WHAT TO PRODUCE
Copy the data precisely, keeping every character.

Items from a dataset
-- BEGIN --
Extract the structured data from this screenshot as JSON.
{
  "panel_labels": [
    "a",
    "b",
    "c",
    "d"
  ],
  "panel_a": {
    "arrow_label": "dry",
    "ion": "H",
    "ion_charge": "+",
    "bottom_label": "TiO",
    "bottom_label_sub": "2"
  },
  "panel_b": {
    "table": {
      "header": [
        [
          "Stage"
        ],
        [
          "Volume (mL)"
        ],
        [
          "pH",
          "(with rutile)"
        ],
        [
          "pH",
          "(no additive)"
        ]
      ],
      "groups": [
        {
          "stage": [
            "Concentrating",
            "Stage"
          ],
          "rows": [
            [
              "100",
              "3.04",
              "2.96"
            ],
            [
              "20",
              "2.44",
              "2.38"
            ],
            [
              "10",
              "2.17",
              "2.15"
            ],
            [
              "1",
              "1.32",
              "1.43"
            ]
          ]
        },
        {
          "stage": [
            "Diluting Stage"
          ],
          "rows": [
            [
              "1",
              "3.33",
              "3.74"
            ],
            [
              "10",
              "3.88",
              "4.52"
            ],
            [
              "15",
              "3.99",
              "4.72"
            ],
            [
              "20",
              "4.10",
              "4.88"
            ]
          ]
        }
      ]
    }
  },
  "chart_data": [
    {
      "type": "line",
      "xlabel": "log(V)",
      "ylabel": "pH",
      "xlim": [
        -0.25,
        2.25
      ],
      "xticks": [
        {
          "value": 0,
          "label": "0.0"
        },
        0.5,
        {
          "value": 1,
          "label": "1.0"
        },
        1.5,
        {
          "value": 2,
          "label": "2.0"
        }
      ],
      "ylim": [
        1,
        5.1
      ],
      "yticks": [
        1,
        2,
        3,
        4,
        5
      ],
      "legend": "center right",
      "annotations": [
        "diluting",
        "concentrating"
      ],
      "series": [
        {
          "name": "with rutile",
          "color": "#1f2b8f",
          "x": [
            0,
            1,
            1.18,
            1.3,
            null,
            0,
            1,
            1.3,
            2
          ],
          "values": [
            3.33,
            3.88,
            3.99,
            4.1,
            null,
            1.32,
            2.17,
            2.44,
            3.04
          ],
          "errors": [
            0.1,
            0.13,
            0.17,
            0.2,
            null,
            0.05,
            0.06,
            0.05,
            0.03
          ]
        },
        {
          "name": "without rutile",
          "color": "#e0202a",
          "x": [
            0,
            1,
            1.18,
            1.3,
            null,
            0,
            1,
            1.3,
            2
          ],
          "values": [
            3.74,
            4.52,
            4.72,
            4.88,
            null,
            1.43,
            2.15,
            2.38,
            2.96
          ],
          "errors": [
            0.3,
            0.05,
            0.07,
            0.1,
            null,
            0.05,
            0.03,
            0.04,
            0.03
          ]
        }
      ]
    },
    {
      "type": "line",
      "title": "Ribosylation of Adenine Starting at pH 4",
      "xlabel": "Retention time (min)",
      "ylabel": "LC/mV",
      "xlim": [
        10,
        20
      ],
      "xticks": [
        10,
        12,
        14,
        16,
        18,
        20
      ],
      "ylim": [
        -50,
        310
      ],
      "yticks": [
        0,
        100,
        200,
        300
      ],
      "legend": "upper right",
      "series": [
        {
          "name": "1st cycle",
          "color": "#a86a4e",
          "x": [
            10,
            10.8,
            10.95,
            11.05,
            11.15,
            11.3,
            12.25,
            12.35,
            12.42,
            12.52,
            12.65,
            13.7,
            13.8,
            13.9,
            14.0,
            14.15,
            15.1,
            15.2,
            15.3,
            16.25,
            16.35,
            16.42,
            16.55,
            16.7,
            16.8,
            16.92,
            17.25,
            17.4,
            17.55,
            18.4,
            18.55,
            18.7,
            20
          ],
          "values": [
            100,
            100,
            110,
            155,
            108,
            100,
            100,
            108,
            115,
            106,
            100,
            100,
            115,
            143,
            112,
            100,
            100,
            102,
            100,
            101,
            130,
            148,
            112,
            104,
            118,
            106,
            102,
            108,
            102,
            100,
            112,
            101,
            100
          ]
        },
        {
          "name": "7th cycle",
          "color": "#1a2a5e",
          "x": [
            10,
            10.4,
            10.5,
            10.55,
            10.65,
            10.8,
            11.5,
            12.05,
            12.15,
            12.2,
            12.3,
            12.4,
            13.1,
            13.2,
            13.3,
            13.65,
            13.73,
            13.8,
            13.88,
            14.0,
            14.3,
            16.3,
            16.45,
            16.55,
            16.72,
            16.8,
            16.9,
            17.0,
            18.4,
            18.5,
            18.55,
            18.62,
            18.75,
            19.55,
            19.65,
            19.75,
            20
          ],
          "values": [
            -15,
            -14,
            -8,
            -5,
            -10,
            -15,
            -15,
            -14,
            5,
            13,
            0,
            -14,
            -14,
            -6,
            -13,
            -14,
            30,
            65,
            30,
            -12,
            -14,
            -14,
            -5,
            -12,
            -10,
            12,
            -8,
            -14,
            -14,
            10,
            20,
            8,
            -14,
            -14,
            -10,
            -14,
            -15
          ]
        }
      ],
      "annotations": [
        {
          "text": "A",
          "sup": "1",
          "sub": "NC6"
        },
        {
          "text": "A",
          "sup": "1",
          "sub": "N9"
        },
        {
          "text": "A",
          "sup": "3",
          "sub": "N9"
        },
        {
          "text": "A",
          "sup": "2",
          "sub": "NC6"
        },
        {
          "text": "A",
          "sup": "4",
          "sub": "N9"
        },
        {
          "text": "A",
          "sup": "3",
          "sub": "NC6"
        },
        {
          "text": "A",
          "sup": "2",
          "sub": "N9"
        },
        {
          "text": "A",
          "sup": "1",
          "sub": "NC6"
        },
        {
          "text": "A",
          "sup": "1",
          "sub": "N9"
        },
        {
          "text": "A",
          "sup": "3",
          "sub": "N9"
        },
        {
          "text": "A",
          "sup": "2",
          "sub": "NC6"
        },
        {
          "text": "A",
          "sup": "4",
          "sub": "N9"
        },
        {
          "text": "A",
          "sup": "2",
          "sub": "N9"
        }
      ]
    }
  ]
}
-- END --
FINAL ANSWER
Extract the structured data from this screenshot as JSON.
{
  "panel_labels": [
    "a",
    "b",
    "c",
    "d"
  ],
  "panel_a": {
    "arrow_label": "dry",
    "ion": "H",
    "ion_charge": "+",
    "bottom_label": "TiO",
    "bottom_label_sub": "2"
  },
  "panel_b": {
    "table": {
      "header": [
        [
          "Stage"
        ],
        [
          "Volume (mL)"
        ],
        [
          "pH",
          "(with rutile)"
        ],
        [
          "pH",
          "(no additive)"
        ]
      ],
      "groups": [
        {
          "stage": [
            "Concentrating",
            "Stage"
          ],
          "rows": [
            [
              "100",
              "3.04",
              "2.96"
            ],
            [
              "20",
              "2.44",
              "2.38"
            ],
            [
              "10",
              "2.17",
              "2.15"
            ],
            [
              "1",
              "1.32",
              "1.43"
            ]
          ]
        },
        {
          "stage": [
            "Diluting Stage"
          ],
          "rows": [
            [
              "1",
              "3.33",
              "3.74"
            ],
            [
              "10",
              "3.88",
              "4.52"
            ],
            [
              "15",
              "3.99",
              "4.72"
            ],
            [
              "20",
              "4.10",
              "4.88"
            ]
          ]
        }
      ]
    }
  },
  "chart_data": [
    {
      "type": "line",
      "xlabel": "log(V)",
      "ylabel": "pH",
      "xlim": [
        -0.25,
        2.25
      ],
      "xticks": [
        {
          "value": 0,
          "label": "0.0"
        },
        0.5,
        {
          "value": 1,
          "label": "1.0"
        },
        1.5,
        {
          "value": 2,
          "label": "2.0"
        }
      ],
      "ylim": [
        1,
        5.1
      ],
      "yticks": [
        1,
        2,
        3,
        4,
        5
      ],
      "legend": "center right",
      "annotations": [
        "diluting",
        "concentrating"
      ],
      "series": [
        {
          "name": "with rutile",
          "color": "#1f2b8f",
          "x": [
            0,
            1,
            1.18,
            1.3,
            null,
            0,
            1,
            1.3,
            2
          ],
          "values": [
            3.33,
            3.88,
            3.99,
            4.1,
            null,
            1.32,
            2.17,
            2.44,
            3.04
          ],
          "errors": [
            0.1,
            0.13,
            0.17,
            0.2,
            null,
            0.05,
            0.06,
            0.05,
            0.03
          ]
        },
        {
          "name": "without rutile",
          "color": "#e0202a",
          "x": [
            0,
            1,
            1.18,
            1.3,
            null,
            0,
            1,
            1.3,
            2
          ],
          "values": [
            3.74,
            4.52,
            4.72,
            4.88,
            null,
            1.43,
            2.15,
            2.38,
            2.96
          ],
          "errors": [
            0.3,
            0.05,
            0.07,
            0.1,
            null,
            0.05,
            0.03,
            0.04,
            0.03
          ]
        }
      ]
    },
    {
      "type": "line",
      "title": "Ribosylation of Adenine Starting at pH 4",
      "xlabel": "Retention time (min)",
      "ylabel": "LC/mV",
      "xlim": [
        10,
        20
      ],
      "xticks": [
        10,
        12,
        14,
        16,
        18,
        20
      ],
      "ylim": [
        -50,
        310
      ],
      "yticks": [
        0,
        100,
        200,
        300
      ],
      "legend": "upper right",
      "series": [
        {
          "name": "1st cycle",
          "color": "#a86a4e",
          "x": [
            10,
            10.8,
            10.95,
            11.05,
            11.15,
            11.3,
            12.25,
            12.35,
            12.42,
            12.52,
            12.65,
            13.7,
            13.8,
            13.9,
            14.0,
            14.15,
            15.1,
            15.2,
            15.3,
            16.25,
            16.35,
            16.42,
            16.55,
            16.7,
            16.8,
            16.92,
            17.25,
            17.4,
            17.55,
            18.4,
            18.55,
            18.7,
            20
          ],
          "values": [
            100,
            100,
            110,
            155,
            108,
            100,
            100,
            108,
            115,
            106,
            100,
            100,
            115,
            143,
            112,
            100,
            100,
            102,
            100,
            101,
            130,
            148,
            112,
            104,
            118,
            106,
            102,
            108,
            102,
            100,
            112,
            101,
            100
          ]
        },
        {
          "name": "7th cycle",
          "color": "#1a2a5e",
          "x": [
            10,
            10.4,
            10.5,
            10.55,
            10.65,
            10.8,
            11.5,
            12.05,
            12.15,
            12.2,
            12.3,
            12.4,
            13.1,
            13.2,
            13.3,
            13.65,
            13.73,
            13.8,
            13.88,
            14.0,
            14.3,
            16.3,
            16.45,
            16.55,
            16.72,
            16.8,
            16.9,
            17.0,
            18.4,
            18.5,
            18.55,
            18.62,
            18.75,
            19.55,
            19.65,
            19.75,
            20
          ],
          "values": [
            -15,
            -14,
            -8,
            -5,
            -10,
            -15,
            -15,
            -14,
            5,
            13,
            0,
            -14,
            -14,
            -6,
            -13,
            -14,
            30,
            65,
            30,
            -12,
            -14,
            -14,
            -5,
            -12,
            -10,
            12,
            -8,
            -14,
            -14,
            10,
            20,
            8,
            -14,
            -14,
            -10,
            -14,
            -15
          ]
        }
      ],
      "annotations": [
        {
          "text": "A",
          "sup": "1",
          "sub": "NC6"
        },
        {
          "text": "A",
          "sup": "1",
          "sub": "N9"
        },
        {
          "text": "A",
          "sup": "3",
          "sub": "N9"
        },
        {
          "text": "A",
          "sup": "2",
          "sub": "NC6"
        },
        {
          "text": "A",
          "sup": "4",
          "sub": "N9"
        },
        {
          "text": "A",
          "sup": "3",
          "sub": "NC6"
        },
        {
          "text": "A",
          "sup": "2",
          "sub": "N9"
        },
        {
          "text": "A",
          "sup": "1",
          "sub": "NC6"
        },
        {
          "text": "A",
          "sup": "1",
          "sub": "N9"
        },
        {
          "text": "A",
          "sup": "3",
          "sub": "N9"
        },
        {
          "text": "A",
          "sup": "2",
          "sub": "NC6"
        },
        {
          "text": "A",
          "sup": "4",
          "sub": "N9"
        },
        {
          "text": "A",
          "sup": "2",
          "sub": "N9"
        }
      ]
    }
  ]
}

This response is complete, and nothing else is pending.